-- start of RECORDS FOR THIS TASK --

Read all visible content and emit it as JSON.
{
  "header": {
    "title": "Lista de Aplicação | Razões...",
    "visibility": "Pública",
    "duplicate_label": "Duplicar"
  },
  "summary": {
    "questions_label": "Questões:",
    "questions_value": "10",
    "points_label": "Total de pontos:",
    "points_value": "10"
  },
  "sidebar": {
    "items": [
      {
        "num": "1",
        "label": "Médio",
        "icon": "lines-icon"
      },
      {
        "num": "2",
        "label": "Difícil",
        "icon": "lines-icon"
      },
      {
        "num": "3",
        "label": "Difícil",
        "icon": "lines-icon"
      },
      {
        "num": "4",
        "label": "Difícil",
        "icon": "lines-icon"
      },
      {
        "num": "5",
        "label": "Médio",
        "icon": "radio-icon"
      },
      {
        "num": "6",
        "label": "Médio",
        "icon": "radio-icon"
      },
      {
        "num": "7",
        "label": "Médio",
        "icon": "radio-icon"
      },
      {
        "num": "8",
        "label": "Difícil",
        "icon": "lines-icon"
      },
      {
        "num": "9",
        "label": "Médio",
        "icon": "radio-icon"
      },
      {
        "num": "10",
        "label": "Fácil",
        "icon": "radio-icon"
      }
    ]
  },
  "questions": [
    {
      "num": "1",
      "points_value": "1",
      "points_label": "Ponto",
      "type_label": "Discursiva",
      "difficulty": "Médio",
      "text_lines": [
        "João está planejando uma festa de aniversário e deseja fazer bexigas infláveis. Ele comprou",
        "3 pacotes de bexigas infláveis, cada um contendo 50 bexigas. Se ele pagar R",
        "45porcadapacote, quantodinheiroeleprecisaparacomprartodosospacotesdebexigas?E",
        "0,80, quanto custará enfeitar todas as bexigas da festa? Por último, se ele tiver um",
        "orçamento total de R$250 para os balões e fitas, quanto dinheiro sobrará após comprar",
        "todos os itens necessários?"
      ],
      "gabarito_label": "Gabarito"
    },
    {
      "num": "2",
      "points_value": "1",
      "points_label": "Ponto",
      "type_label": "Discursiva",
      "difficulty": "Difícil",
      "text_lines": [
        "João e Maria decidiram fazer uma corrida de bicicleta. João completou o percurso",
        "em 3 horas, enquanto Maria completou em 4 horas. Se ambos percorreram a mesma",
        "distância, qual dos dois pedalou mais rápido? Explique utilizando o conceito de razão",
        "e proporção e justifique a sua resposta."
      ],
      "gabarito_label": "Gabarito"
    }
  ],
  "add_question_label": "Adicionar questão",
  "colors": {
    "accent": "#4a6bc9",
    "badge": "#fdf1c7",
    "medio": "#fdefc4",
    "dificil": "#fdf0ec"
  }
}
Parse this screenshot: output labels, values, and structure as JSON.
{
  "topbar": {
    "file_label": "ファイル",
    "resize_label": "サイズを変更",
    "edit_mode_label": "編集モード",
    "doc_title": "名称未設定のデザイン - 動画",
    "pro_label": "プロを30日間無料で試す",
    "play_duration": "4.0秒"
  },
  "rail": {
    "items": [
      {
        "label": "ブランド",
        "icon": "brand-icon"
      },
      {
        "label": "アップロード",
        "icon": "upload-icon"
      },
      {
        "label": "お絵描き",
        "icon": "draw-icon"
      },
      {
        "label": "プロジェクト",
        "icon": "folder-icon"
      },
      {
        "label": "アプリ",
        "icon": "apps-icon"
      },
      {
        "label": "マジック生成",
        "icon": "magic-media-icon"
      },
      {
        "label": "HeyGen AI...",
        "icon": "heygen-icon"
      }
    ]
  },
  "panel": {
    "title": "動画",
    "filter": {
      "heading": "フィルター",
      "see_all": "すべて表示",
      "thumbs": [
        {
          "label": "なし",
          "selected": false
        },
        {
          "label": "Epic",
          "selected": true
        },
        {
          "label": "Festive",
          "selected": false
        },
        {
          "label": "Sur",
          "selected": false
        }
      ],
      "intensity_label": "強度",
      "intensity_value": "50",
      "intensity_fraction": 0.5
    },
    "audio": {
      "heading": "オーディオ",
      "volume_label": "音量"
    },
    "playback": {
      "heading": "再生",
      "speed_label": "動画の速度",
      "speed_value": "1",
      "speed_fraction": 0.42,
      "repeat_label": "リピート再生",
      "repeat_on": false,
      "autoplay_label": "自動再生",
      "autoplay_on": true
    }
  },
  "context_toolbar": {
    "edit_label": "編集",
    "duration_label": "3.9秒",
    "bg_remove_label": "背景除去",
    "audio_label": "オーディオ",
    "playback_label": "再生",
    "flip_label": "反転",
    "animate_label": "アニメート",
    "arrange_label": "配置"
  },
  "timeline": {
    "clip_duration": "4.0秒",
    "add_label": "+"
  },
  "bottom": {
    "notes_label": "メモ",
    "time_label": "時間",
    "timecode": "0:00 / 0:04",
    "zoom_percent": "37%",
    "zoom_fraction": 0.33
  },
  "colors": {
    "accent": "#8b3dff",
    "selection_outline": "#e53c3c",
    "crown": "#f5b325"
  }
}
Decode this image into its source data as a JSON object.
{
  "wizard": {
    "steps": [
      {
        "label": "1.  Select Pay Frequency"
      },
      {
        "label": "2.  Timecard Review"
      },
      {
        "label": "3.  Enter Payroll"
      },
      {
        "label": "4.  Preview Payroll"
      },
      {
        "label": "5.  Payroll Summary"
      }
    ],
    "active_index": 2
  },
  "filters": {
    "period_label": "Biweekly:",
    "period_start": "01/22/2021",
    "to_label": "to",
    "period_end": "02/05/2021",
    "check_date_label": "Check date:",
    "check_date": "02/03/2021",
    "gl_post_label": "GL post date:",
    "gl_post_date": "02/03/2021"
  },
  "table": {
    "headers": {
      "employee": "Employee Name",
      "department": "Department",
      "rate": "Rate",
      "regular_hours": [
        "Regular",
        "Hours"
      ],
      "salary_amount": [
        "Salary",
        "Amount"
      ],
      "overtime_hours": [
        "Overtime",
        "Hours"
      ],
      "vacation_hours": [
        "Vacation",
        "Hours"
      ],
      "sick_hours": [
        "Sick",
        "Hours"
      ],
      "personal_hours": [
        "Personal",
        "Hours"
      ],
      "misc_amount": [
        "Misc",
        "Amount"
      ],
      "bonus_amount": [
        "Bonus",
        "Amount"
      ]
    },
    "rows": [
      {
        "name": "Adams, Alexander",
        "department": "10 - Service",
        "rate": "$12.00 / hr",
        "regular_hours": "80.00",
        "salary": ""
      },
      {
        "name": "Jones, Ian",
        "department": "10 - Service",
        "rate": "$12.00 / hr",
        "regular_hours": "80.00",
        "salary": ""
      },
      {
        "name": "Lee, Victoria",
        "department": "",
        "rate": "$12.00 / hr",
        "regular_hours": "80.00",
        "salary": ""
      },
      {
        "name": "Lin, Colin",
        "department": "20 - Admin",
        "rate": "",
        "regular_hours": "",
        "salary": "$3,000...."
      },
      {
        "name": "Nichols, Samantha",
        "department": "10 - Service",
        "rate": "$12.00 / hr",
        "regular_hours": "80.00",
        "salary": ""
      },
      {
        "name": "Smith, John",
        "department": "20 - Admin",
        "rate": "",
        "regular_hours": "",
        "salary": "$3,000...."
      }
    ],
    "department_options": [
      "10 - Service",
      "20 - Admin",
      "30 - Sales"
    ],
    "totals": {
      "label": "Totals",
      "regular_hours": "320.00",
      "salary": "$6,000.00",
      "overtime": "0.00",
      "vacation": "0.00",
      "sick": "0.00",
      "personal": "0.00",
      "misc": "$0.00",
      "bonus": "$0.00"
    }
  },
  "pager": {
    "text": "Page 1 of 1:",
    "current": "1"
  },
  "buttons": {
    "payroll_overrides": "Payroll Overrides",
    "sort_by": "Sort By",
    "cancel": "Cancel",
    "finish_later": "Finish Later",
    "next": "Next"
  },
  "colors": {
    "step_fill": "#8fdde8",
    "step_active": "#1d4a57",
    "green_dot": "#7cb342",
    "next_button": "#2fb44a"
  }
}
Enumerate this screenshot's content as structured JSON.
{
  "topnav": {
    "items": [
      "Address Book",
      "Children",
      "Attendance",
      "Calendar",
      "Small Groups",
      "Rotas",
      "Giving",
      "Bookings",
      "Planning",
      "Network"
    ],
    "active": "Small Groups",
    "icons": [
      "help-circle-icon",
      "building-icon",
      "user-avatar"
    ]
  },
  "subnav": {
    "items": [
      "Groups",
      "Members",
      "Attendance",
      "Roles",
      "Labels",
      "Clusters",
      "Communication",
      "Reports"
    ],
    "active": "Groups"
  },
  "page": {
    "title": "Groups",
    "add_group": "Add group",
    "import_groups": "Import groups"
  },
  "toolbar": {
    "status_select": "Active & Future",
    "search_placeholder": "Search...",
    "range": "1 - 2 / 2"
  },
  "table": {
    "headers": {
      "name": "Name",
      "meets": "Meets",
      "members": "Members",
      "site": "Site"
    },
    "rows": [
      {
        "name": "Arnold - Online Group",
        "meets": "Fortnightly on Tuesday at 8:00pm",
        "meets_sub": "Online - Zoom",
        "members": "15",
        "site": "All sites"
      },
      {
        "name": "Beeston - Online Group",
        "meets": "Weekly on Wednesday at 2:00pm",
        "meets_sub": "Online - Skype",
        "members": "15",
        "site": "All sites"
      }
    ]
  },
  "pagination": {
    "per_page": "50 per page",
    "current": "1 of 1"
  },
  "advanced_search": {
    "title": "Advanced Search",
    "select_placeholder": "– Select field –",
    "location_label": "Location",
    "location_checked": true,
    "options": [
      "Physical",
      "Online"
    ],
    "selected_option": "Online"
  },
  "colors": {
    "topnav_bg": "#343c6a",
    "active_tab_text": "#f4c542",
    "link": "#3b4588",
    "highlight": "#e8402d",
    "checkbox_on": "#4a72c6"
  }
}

-- end of RECORDS FOR THIS TASK --

▸ **WHAT NEEDS TO BE DONE**:
Return only the number of lines in the data that contain "true".

▸ **RESPONSE**:
3